What is expected: Present every line of the data below as a numbered list, omitting any blank lines.

Data:
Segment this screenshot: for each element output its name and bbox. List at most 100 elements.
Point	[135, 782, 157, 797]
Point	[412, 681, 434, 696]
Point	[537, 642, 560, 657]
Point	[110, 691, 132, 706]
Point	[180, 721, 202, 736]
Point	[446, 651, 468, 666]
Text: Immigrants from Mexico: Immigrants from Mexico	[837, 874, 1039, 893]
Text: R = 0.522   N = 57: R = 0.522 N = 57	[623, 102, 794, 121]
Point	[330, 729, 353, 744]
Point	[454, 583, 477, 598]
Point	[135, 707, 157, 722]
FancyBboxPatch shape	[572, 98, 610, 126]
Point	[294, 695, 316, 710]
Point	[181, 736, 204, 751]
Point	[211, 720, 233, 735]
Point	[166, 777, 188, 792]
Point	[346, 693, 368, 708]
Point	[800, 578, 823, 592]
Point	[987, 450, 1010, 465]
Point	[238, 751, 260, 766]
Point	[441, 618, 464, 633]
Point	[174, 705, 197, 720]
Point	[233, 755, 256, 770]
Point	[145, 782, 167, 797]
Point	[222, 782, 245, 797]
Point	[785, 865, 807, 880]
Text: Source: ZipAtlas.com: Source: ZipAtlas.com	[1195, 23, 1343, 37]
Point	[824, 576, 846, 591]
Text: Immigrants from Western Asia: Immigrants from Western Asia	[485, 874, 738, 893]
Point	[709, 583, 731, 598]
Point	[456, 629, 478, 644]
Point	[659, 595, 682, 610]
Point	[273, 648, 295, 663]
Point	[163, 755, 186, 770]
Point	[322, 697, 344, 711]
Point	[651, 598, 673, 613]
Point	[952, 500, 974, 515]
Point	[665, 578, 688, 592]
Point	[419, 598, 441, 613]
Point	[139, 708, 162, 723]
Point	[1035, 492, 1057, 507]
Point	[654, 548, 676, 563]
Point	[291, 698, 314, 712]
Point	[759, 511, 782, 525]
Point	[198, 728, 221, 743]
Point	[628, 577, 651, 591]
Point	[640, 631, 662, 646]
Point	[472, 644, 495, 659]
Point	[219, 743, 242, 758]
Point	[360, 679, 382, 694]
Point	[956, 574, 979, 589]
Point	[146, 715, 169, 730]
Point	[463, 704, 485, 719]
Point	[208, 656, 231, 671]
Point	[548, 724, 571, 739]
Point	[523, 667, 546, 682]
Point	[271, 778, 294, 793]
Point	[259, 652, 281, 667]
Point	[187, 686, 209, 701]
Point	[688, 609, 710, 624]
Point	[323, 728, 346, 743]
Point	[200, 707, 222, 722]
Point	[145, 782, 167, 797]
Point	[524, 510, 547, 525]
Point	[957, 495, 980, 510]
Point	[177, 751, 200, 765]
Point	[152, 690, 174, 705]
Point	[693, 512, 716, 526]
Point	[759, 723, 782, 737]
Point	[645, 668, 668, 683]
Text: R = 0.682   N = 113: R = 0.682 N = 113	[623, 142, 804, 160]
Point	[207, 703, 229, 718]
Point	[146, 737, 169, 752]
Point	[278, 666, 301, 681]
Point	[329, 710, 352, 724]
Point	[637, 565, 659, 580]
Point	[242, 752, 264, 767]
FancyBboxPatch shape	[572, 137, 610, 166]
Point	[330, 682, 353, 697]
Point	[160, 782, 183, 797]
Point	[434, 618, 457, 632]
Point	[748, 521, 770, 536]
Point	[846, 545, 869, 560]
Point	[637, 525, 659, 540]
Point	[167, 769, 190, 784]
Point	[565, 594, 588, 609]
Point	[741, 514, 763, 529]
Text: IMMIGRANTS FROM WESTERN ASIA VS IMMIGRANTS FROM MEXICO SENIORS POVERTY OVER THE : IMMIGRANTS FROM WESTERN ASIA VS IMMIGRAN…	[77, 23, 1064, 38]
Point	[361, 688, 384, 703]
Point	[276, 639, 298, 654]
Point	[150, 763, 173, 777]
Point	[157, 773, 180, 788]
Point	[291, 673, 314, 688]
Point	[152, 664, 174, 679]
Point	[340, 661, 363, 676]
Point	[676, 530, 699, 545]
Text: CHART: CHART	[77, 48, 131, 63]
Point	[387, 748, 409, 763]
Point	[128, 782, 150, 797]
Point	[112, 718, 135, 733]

Final result:
1. Segment this screenshot: for each element output its name and bbox. List at most 100 elements.
2. Point	[135, 782, 157, 797]
3. Point	[412, 681, 434, 696]
4. Point	[537, 642, 560, 657]
5. Point	[110, 691, 132, 706]
6. Point	[180, 721, 202, 736]
7. Point	[446, 651, 468, 666]
8. Text: Immigrants from Mexico: Immigrants from Mexico	[837, 874, 1039, 893]
9. Text: R = 0.522   N = 57: R = 0.522 N = 57	[623, 102, 794, 121]
10. Point	[330, 729, 353, 744]
11. Point	[454, 583, 477, 598]
12. Point	[135, 707, 157, 722]
13. FancyBboxPatch shape	[572, 98, 610, 126]
14. Point	[294, 695, 316, 710]
15. Point	[181, 736, 204, 751]
16. Point	[211, 720, 233, 735]
17. Point	[166, 777, 188, 792]
18. Point	[346, 693, 368, 708]
19. Point	[800, 578, 823, 592]
20. Point	[987, 450, 1010, 465]
21. Point	[238, 751, 260, 766]
22. Point	[441, 618, 464, 633]
23. Point	[174, 705, 197, 720]
24. Point	[233, 755, 256, 770]
25. Point	[145, 782, 167, 797]
26. Point	[222, 782, 245, 797]
27. Point	[785, 865, 807, 880]
28. Text: Source: ZipAtlas.com: Source: ZipAtlas.com	[1195, 23, 1343, 37]
29. Point	[824, 576, 846, 591]
30. Text: Immigrants from Western Asia: Immigrants from Western Asia	[485, 874, 738, 893]
31. Point	[709, 583, 731, 598]
32. Point	[456, 629, 478, 644]
33. Point	[659, 595, 682, 610]
34. Point	[273, 648, 295, 663]
35. Point	[163, 755, 186, 770]
36. Point	[322, 697, 344, 711]
37. Point	[651, 598, 673, 613]
38. Point	[952, 500, 974, 515]
39. Point	[665, 578, 688, 592]
40. Point	[419, 598, 441, 613]
41. Point	[139, 708, 162, 723]
42. Point	[1035, 492, 1057, 507]
43. Point	[654, 548, 676, 563]
44. Point	[291, 698, 314, 712]
45. Point	[759, 511, 782, 525]
46. Point	[198, 728, 221, 743]
47. Point	[628, 577, 651, 591]
48. Point	[640, 631, 662, 646]
49. Point	[472, 644, 495, 659]
50. Point	[219, 743, 242, 758]
51. Point	[360, 679, 382, 694]
52. Point	[956, 574, 979, 589]
53. Point	[146, 715, 169, 730]
54. Point	[463, 704, 485, 719]
55. Point	[208, 656, 231, 671]
56. Point	[548, 724, 571, 739]
57. Point	[523, 667, 546, 682]
58. Point	[271, 778, 294, 793]
59. Point	[259, 652, 281, 667]
60. Point	[187, 686, 209, 701]
61. Point	[688, 609, 710, 624]
62. Point	[323, 728, 346, 743]
63. Point	[200, 707, 222, 722]
64. Point	[145, 782, 167, 797]
65. Point	[524, 510, 547, 525]
66. Point	[957, 495, 980, 510]
67. Point	[177, 751, 200, 765]
68. Point	[152, 690, 174, 705]
69. Point	[693, 512, 716, 526]
70. Point	[759, 723, 782, 737]
71. Point	[645, 668, 668, 683]
72. Text: R = 0.682   N = 113: R = 0.682 N = 113	[623, 142, 804, 160]
73. Point	[207, 703, 229, 718]
74. Point	[146, 737, 169, 752]
75. Point	[278, 666, 301, 681]
76. Point	[329, 710, 352, 724]
77. Point	[637, 565, 659, 580]
78. Point	[242, 752, 264, 767]
79. FancyBboxPatch shape	[572, 137, 610, 166]
80. Point	[330, 682, 353, 697]
81. Point	[160, 782, 183, 797]
82. Point	[434, 618, 457, 632]
83. Point	[748, 521, 770, 536]
84. Point	[846, 545, 869, 560]
85. Point	[637, 525, 659, 540]
86. Point	[167, 769, 190, 784]
87. Point	[565, 594, 588, 609]
88. Point	[741, 514, 763, 529]
89. Text: IMMIGRANTS FROM WESTERN ASIA VS IMMIGRANTS FROM MEXICO SENIORS POVERTY OVER THE : IMMIGRANTS FROM WESTERN ASIA VS IMMIGRAN…	[77, 23, 1064, 38]
90. Point	[361, 688, 384, 703]
91. Point	[276, 639, 298, 654]
92. Point	[150, 763, 173, 777]
93. Point	[157, 773, 180, 788]
94. Point	[291, 673, 314, 688]
95. Point	[152, 664, 174, 679]
96. Point	[340, 661, 363, 676]
97. Point	[676, 530, 699, 545]
98. Text: CHART: CHART	[77, 48, 131, 63]
99. Point	[387, 748, 409, 763]
100. Point	[128, 782, 150, 797]
101. Point	[112, 718, 135, 733]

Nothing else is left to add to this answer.